▸ **TASK BRIEF**:
Copy each line containing the word "University" from the records that follow, please.

▸ **STORED ROWS**:
* * * * * * *
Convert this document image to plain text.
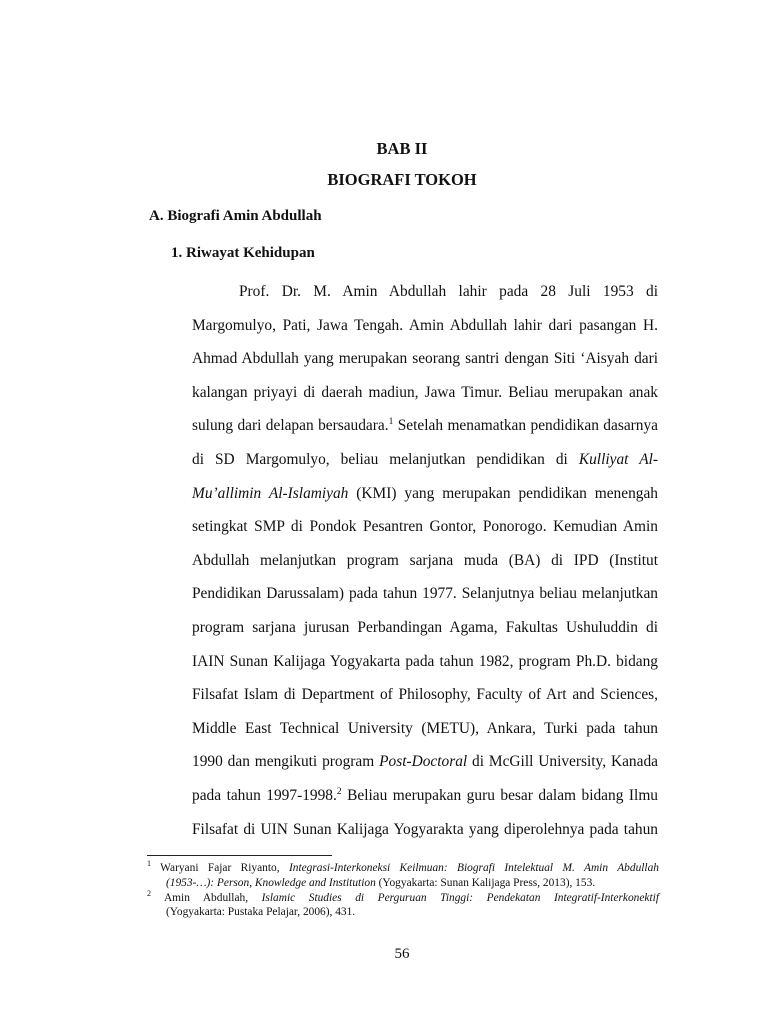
BAB II
BIOGRAFI TOKOH
A. Biografi Amin Abdullah
1. Riwayat Kehidupan
Prof. Dr. M. Amin Abdullah lahir pada 28 Juli 1953 di
Margomulyo, Pati, Jawa Tengah. Amin Abdullah lahir dari pasangan H.
Ahmad Abdullah yang merupakan seorang santri dengan Siti ‘Aisyah dari
kalangan priyayi di daerah madiun, Jawa Timur. Beliau merupakan anak
sulung dari delapan bersaudara.$^1$ Setelah menamatkan pendidikan dasarnya
di SD Margomulyo, beliau melanjutkan pendidikan di Kulliyat Al-
Mu’allimin Al-Islamiyah (KMI) yang merupakan pendidikan menengah
setingkat SMP di Pondok Pesantren Gontor, Ponorogo. Kemudian Amin
Abdullah melanjutkan program sarjana muda (BA) di IPD (Institut
Pendidikan Darussalam) pada tahun 1977. Selanjutnya beliau melanjutkan
program sarjana jurusan Perbandingan Agama, Fakultas Ushuluddin di
IAIN Sunan Kalijaga Yogyakarta pada tahun 1982, program Ph.D. bidang
Filsafat Islam di Department of Philosophy, Faculty of Art and Sciences,
Middle East Technical University (METU), Ankara, Turki pada tahun
1990 dan mengikuti program Post-Doctoral di McGill University, Kanada
pada tahun 1997-1998.$^2$ Beliau merupakan guru besar dalam bidang Ilmu
Filsafat di UIN Sunan Kalijaga Yogyarakta yang diperolehnya pada tahun
$^1$ Waryani Fajar Riyanto, Integrasi-Interkoneksi Keilmuan: Biografi Intelektual M. Amin Abdullah
(1953-…): Person, Knowledge and Institution (Yogyakarta: Sunan Kalijaga Press, 2013), 153.
$^2$ Amin Abdullah, Islamic Studies di Perguruan Tinggi: Pendekatan Integratif-Interkonektif
(Yogyakarta: Pustaka Pelajar, 2006), 431.
56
* * * * * * *
▸ **RESULT**:
Middle East Technical University (METU), Ankara, Turki pada tahun
1990 dan mengikuti program Post-Doctoral di McGill University, Kanada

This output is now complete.